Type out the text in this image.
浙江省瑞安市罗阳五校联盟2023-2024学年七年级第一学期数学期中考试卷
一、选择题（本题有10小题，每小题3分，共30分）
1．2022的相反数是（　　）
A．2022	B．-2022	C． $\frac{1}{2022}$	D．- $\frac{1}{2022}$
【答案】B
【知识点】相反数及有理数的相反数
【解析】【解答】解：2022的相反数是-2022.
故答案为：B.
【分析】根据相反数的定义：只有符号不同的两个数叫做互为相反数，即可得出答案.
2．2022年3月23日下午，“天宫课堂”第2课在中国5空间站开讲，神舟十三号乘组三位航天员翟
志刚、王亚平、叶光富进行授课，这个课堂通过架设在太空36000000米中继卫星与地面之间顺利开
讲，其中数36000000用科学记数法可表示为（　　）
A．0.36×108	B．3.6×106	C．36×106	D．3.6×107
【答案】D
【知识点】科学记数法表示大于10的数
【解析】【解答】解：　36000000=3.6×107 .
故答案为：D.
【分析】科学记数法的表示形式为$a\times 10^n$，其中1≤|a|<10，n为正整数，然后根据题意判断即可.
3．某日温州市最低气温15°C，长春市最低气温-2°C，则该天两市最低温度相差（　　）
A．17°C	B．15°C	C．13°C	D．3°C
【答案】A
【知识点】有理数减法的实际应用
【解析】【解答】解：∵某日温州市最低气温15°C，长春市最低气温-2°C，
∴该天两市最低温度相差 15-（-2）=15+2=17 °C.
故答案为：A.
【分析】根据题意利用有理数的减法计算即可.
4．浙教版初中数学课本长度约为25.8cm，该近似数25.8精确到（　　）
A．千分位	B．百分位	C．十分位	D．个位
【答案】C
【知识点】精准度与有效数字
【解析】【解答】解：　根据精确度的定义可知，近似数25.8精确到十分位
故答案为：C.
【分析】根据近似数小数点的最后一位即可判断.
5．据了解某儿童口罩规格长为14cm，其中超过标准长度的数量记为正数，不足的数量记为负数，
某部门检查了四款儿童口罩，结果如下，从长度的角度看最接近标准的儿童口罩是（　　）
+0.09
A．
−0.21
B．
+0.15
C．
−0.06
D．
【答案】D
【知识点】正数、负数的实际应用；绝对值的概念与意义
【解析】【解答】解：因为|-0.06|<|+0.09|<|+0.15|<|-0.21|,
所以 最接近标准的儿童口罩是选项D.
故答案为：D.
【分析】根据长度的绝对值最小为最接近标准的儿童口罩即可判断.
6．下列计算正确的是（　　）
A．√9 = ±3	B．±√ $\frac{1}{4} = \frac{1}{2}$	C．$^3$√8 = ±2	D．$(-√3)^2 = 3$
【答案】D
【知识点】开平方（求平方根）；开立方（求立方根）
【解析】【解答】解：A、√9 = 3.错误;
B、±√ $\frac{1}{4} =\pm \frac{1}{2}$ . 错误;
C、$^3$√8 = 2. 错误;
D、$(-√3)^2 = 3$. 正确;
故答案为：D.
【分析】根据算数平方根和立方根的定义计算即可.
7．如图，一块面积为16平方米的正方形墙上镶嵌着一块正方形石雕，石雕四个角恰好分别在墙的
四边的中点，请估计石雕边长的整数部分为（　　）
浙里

++++++++++++++++++++

• _What you need to do_
All of the records must be repeated exactly.

• _Worked solution_
Type out the text in this image.
浙江省瑞安市罗阳五校联盟2023-2024学年七年级第一学期数学期中考试卷
一、选择题（本题有10小题，每小题3分，共30分）
1．2022的相反数是（　　）
A．2022	B．-2022	C． $\frac{1}{2022}$	D．- $\frac{1}{2022}$
【答案】B
【知识点】相反数及有理数的相反数
【解析】【解答】解：2022的相反数是-2022.
故答案为：B.
【分析】根据相反数的定义：只有符号不同的两个数叫做互为相反数，即可得出答案.
2．2022年3月23日下午，“天宫课堂”第2课在中国5空间站开讲，神舟十三号乘组三位航天员翟
志刚、王亚平、叶光富进行授课，这个课堂通过架设在太空36000000米中继卫星与地面之间顺利开
讲，其中数36000000用科学记数法可表示为（　　）
A．0.36×108	B．3.6×106	C．36×106	D．3.6×107
【答案】D
【知识点】科学记数法表示大于10的数
【解析】【解答】解：　36000000=3.6×107 .
故答案为：D.
【分析】科学记数法的表示形式为$a\times 10^n$，其中1≤|a|<10，n为正整数，然后根据题意判断即可.
3．某日温州市最低气温15°C，长春市最低气温-2°C，则该天两市最低温度相差（　　）
A．17°C	B．15°C	C．13°C	D．3°C
【答案】A
【知识点】有理数减法的实际应用
【解析】【解答】解：∵某日温州市最低气温15°C，长春市最低气温-2°C，
∴该天两市最低温度相差 15-（-2）=15+2=17 °C.
故答案为：A.
【分析】根据题意利用有理数的减法计算即可.
4．浙教版初中数学课本长度约为25.8cm，该近似数25.8精确到（　　）
A．千分位	B．百分位	C．十分位	D．个位
【答案】C
【知识点】精准度与有效数字
【解析】【解答】解：　根据精确度的定义可知，近似数25.8精确到十分位
故答案为：C.
【分析】根据近似数小数点的最后一位即可判断.
5．据了解某儿童口罩规格长为14cm，其中超过标准长度的数量记为正数，不足的数量记为负数，
某部门检查了四款儿童口罩，结果如下，从长度的角度看最接近标准的儿童口罩是（　　）
+0.09
A．
−0.21
B．
+0.15
C．
−0.06
D．
【答案】D
【知识点】正数、负数的实际应用；绝对值的概念与意义
【解析】【解答】解：因为|-0.06|<|+0.09|<|+0.15|<|-0.21|,
所以 最接近标准的儿童口罩是选项D.
故答案为：D.
【分析】根据长度的绝对值最小为最接近标准的儿童口罩即可判断.
6．下列计算正确的是（　　）
A．√9 = ±3	B．±√ $\frac{1}{4} = \frac{1}{2}$	C．$^3$√8 = ±2	D．$(-√3)^2 = 3$
【答案】D
【知识点】开平方（求平方根）；开立方（求立方根）
【解析】【解答】解：A、√9 = 3.错误;
B、±√ $\frac{1}{4} =\pm \frac{1}{2}$ . 错误;
C、$^3$√8 = 2. 错误;
D、$(-√3)^2 = 3$. 正确;
故答案为：D.
【分析】根据算数平方根和立方根的定义计算即可.
7．如图，一块面积为16平方米的正方形墙上镶嵌着一块正方形石雕，石雕四个角恰好分别在墙的
四边的中点，请估计石雕边长的整数部分为（　　）
浙里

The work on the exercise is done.